--- PROBLEM STATEMENT ---
Write out the entries verbatim and leave the images out of the copy.

--- DATA ---
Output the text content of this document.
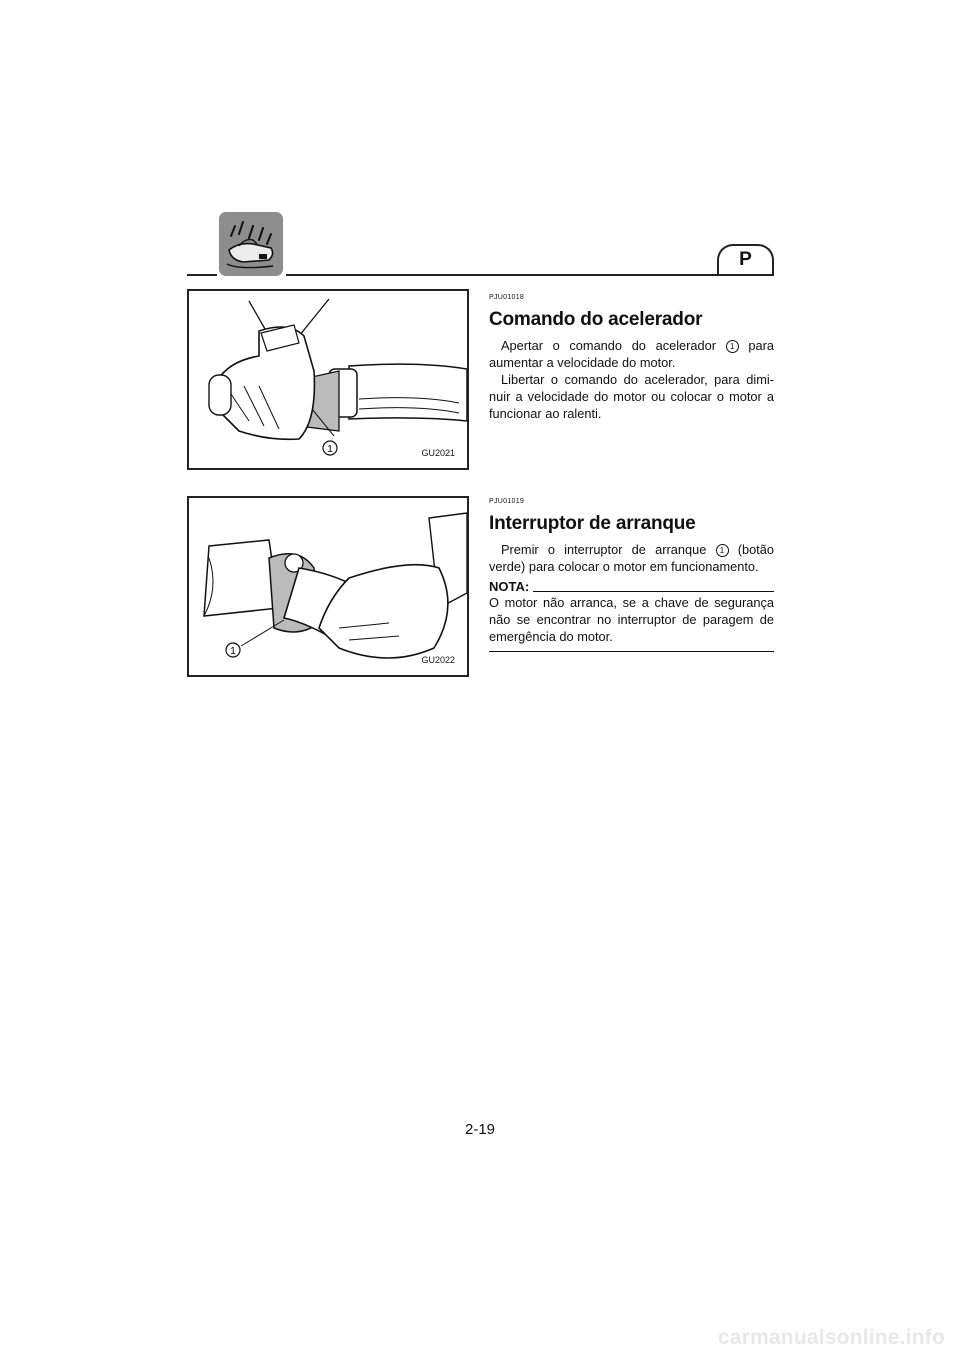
P
1	GU2021

PJU01018

Comando do acelerador

Apertar o comando do acelerador 1 para aumentar a velocidade do motor.

Libertar o comando do acelerador, para dimi-nuir a velocidade do motor ou colocar o motor a funcionar ao ralenti.

1
GU2022

PJU01019

Interruptor de arranque

Premir o interruptor de arranque 1 (botão verde) para colocar o motor em funcionamento.

NOTA:

O motor não arranca, se a chave de segurança não se encontrar no interruptor de paragem de emergência do motor.

2-19
carmanualsonline.info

--- THE RESULT ---
Output the text content of this document.
P
1	GU2021

PJU01018

Comando do acelerador

Apertar o comando do acelerador 1 para aumentar a velocidade do motor.

Libertar o comando do acelerador, para dimi-nuir a velocidade do motor ou colocar o motor a funcionar ao ralenti.

1
GU2022

PJU01019

Interruptor de arranque

Premir o interruptor de arranque 1 (botão verde) para colocar o motor em funcionamento.

NOTA:

O motor não arranca, se a chave de segurança não se encontrar no interruptor de paragem de emergência do motor.

2-19
carmanualsonline.info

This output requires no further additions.